=== Supplied material ===
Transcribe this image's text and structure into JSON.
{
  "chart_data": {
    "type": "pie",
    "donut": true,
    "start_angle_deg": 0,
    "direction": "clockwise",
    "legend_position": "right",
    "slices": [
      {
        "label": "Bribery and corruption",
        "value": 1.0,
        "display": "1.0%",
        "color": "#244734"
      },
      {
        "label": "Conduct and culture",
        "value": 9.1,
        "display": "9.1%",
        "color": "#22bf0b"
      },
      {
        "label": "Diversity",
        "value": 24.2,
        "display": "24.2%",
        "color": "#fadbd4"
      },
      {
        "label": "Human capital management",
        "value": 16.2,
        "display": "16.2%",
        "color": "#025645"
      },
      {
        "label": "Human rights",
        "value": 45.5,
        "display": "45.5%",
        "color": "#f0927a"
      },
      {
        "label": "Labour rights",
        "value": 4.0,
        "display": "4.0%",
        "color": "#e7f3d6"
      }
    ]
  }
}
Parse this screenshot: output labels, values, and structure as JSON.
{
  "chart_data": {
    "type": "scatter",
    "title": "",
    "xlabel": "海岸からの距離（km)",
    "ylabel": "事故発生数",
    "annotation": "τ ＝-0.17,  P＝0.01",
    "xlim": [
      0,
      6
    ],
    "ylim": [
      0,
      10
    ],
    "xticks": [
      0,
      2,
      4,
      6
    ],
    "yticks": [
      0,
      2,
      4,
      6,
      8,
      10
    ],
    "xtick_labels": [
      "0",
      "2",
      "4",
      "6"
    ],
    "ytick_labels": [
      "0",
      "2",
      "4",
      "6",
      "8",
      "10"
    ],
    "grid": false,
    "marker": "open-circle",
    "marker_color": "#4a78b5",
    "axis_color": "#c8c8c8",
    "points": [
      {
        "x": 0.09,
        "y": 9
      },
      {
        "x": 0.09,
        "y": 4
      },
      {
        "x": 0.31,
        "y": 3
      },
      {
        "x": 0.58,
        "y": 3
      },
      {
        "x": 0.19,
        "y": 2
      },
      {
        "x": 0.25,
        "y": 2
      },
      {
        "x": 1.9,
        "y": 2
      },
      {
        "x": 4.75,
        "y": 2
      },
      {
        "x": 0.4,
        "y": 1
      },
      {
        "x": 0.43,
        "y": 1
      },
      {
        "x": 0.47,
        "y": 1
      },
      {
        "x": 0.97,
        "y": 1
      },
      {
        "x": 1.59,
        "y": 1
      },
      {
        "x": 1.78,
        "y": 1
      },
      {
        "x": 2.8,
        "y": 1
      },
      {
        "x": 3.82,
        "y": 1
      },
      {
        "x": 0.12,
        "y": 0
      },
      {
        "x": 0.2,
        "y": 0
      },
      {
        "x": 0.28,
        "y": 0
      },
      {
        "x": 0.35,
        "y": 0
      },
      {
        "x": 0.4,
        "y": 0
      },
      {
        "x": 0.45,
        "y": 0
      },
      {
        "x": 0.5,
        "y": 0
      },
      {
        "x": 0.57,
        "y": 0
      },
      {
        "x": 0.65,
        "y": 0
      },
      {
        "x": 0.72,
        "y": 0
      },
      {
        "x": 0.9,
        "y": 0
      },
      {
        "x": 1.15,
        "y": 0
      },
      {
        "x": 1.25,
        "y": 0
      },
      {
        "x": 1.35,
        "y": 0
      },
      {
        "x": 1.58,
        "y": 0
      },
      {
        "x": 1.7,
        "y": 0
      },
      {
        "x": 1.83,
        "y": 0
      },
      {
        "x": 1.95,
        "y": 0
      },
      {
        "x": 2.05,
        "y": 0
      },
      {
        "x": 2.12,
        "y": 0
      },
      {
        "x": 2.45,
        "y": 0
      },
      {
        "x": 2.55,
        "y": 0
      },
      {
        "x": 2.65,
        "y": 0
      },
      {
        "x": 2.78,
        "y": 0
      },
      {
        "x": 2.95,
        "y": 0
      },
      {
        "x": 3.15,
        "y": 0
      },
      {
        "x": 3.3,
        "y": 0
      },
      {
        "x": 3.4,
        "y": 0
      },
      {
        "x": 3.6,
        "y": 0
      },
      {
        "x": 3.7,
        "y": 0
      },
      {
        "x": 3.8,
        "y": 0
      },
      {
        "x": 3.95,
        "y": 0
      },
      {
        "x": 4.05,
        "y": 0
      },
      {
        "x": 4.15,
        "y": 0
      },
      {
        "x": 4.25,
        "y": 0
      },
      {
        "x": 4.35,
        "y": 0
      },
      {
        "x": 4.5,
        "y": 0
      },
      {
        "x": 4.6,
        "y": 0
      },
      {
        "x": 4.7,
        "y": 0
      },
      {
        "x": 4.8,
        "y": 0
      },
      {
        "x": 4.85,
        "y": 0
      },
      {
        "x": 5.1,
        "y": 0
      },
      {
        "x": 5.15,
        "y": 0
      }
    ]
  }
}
===
# [Written task]
Select, from the listing, all lines that include the word "rights".

# [Answer in full]
        "label": "Human rights",
        "label": "Labour rights",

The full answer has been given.